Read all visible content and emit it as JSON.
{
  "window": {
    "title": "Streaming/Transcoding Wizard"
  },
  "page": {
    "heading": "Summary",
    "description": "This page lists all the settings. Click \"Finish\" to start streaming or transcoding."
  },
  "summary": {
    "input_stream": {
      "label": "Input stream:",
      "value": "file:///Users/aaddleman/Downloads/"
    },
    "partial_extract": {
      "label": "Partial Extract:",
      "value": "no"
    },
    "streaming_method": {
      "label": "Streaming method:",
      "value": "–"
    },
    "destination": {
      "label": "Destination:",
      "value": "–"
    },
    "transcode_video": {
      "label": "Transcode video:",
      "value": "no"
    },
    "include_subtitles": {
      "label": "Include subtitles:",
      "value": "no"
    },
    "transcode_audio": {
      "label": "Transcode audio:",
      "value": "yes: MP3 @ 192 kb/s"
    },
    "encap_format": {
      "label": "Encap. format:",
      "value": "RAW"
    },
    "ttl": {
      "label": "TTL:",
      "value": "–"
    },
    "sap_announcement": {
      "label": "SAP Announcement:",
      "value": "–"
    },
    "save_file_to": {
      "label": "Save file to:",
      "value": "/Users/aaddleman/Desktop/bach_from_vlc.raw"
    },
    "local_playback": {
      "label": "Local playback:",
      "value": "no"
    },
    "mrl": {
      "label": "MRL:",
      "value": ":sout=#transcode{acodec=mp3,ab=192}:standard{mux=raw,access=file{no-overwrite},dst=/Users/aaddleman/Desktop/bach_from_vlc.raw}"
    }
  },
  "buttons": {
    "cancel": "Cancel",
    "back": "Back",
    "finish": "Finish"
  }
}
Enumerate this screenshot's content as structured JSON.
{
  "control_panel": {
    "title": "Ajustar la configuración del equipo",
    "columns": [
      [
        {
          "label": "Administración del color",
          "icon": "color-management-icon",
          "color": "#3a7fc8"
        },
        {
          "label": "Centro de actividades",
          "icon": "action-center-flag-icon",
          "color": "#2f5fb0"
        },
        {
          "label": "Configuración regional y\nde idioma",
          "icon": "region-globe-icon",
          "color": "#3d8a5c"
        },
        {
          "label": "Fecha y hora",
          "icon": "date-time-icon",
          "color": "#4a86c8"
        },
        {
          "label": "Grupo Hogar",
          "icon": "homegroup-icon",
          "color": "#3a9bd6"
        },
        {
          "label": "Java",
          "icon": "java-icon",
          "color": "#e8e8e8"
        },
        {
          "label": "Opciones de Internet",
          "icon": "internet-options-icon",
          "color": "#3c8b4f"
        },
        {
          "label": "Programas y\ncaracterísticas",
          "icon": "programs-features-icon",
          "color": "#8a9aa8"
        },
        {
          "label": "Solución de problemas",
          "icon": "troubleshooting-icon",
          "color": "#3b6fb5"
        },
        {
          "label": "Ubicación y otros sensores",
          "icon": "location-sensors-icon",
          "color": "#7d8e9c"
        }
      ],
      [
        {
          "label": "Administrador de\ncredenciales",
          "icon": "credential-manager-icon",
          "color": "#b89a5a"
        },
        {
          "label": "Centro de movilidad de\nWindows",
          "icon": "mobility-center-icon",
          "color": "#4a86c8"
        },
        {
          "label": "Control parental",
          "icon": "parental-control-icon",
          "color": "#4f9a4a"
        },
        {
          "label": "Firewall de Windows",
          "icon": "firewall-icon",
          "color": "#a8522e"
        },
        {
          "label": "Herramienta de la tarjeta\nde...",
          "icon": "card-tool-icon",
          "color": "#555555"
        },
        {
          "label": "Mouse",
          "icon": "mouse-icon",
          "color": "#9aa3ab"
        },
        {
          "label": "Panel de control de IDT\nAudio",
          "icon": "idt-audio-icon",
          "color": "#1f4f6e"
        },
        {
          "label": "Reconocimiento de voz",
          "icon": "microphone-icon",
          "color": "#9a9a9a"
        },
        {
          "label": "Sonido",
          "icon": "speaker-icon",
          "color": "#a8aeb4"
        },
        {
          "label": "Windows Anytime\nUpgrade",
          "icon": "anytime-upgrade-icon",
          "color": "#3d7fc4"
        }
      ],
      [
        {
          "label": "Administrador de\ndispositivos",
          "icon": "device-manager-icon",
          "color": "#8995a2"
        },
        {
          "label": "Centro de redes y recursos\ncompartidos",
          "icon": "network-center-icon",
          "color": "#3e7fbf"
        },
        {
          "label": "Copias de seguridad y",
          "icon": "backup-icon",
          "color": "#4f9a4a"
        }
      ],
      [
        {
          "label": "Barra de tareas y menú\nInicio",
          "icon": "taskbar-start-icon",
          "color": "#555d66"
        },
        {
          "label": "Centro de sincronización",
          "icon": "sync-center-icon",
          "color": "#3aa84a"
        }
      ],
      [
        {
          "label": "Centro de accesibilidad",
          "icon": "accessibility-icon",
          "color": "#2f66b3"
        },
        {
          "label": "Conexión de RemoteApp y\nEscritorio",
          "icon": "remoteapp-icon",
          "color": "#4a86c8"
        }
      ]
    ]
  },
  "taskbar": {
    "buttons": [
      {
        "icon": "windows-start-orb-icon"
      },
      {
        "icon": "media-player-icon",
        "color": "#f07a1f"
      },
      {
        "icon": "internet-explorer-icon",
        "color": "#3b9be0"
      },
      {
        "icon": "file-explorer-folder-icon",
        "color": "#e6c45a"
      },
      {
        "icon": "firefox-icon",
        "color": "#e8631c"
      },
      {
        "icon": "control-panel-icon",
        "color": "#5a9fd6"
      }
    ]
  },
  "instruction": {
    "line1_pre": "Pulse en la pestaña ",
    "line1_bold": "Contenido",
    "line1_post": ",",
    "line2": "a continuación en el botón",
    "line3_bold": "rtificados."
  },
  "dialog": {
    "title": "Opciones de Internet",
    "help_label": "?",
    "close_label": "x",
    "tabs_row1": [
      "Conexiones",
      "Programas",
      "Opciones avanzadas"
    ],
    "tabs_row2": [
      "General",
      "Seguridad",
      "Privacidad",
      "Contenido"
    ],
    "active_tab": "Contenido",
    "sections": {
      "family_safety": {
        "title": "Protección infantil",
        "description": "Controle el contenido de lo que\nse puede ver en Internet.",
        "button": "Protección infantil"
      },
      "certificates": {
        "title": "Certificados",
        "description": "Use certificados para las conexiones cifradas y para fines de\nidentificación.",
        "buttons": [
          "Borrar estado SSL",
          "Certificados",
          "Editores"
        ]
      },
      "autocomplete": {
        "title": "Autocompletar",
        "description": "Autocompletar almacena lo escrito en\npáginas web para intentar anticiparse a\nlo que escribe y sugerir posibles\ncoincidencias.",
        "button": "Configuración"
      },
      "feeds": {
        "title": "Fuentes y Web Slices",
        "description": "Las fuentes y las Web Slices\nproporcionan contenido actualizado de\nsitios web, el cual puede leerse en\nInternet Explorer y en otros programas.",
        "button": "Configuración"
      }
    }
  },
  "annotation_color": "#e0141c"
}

++++++++++++++++++++

### Instructions to follow
Return all lines containing the word "Centro".

### Full solution
          "label": "Centro de actividades",
          "label": "Centro de movilidad de\nWindows",
          "label": "Centro de redes y recursos\ncompartidos",
          "label": "Centro de sincronización",
          "label": "Centro de accesibilidad",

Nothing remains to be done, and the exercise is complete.